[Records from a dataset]
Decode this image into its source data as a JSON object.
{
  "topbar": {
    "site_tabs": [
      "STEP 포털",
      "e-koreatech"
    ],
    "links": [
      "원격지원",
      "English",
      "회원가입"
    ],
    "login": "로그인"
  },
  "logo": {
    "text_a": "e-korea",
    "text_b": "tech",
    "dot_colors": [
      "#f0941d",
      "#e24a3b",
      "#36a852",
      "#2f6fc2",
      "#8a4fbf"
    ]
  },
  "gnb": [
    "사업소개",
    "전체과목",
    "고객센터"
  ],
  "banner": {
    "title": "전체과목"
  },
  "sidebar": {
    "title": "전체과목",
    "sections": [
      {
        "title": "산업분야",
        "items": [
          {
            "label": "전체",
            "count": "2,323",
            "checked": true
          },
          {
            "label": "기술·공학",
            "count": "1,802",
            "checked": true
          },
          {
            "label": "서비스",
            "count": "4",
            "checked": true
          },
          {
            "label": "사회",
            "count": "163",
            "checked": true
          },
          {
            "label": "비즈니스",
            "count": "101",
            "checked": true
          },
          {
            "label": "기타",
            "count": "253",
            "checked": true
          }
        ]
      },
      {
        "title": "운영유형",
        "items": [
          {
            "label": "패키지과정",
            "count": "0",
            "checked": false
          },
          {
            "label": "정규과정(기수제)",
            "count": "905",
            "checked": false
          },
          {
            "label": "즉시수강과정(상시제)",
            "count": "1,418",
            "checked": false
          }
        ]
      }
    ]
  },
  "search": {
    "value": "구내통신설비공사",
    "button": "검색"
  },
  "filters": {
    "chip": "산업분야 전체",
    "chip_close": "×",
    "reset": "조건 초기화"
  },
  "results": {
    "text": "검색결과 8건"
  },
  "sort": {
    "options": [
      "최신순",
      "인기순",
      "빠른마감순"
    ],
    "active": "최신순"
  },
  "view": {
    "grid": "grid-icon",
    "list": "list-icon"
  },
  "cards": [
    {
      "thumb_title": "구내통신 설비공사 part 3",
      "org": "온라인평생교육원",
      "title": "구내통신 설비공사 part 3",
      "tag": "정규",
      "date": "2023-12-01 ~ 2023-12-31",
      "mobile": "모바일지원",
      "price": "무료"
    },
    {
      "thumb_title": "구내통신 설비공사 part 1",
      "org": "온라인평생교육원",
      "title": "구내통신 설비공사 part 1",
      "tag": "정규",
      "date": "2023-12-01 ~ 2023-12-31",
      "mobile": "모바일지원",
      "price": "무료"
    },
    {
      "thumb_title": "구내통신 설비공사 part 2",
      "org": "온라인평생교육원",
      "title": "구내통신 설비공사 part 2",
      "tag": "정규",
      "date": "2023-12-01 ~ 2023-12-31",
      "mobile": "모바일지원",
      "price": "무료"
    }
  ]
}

**Stated problem**
Reproduce the full listing word for word.

**Output below**
Decode this image into its source data as a JSON object.
{
  "topbar": {
    "site_tabs": [
      "STEP 포털",
      "e-koreatech"
    ],
    "links": [
      "원격지원",
      "English",
      "회원가입"
    ],
    "login": "로그인"
  },
  "logo": {
    "text_a": "e-korea",
    "text_b": "tech",
    "dot_colors": [
      "#f0941d",
      "#e24a3b",
      "#36a852",
      "#2f6fc2",
      "#8a4fbf"
    ]
  },
  "gnb": [
    "사업소개",
    "전체과목",
    "고객센터"
  ],
  "banner": {
    "title": "전체과목"
  },
  "sidebar": {
    "title": "전체과목",
    "sections": [
      {
        "title": "산업분야",
        "items": [
          {
            "label": "전체",
            "count": "2,323",
            "checked": true
          },
          {
            "label": "기술·공학",
            "count": "1,802",
            "checked": true
          },
          {
            "label": "서비스",
            "count": "4",
            "checked": true
          },
          {
            "label": "사회",
            "count": "163",
            "checked": true
          },
          {
            "label": "비즈니스",
            "count": "101",
            "checked": true
          },
          {
            "label": "기타",
            "count": "253",
            "checked": true
          }
        ]
      },
      {
        "title": "운영유형",
        "items": [
          {
            "label": "패키지과정",
            "count": "0",
            "checked": false
          },
          {
            "label": "정규과정(기수제)",
            "count": "905",
            "checked": false
          },
          {
            "label": "즉시수강과정(상시제)",
            "count": "1,418",
            "checked": false
          }
        ]
      }
    ]
  },
  "search": {
    "value": "구내통신설비공사",
    "button": "검색"
  },
  "filters": {
    "chip": "산업분야 전체",
    "chip_close": "×",
    "reset": "조건 초기화"
  },
  "results": {
    "text": "검색결과 8건"
  },
  "sort": {
    "options": [
      "최신순",
      "인기순",
      "빠른마감순"
    ],
    "active": "최신순"
  },
  "view": {
    "grid": "grid-icon",
    "list": "list-icon"
  },
  "cards": [
    {
      "thumb_title": "구내통신 설비공사 part 3",
      "org": "온라인평생교육원",
      "title": "구내통신 설비공사 part 3",
      "tag": "정규",
      "date": "2023-12-01 ~ 2023-12-31",
      "mobile": "모바일지원",
      "price": "무료"
    },
    {
      "thumb_title": "구내통신 설비공사 part 1",
      "org": "온라인평생교육원",
      "title": "구내통신 설비공사 part 1",
      "tag": "정규",
      "date": "2023-12-01 ~ 2023-12-31",
      "mobile": "모바일지원",
      "price": "무료"
    },
    {
      "thumb_title": "구내통신 설비공사 part 2",
      "org": "온라인평생교육원",
      "title": "구내통신 설비공사 part 2",
      "tag": "정규",
      "date": "2023-12-01 ~ 2023-12-31",
      "mobile": "모바일지원",
      "price": "무료"
    }
  ]
}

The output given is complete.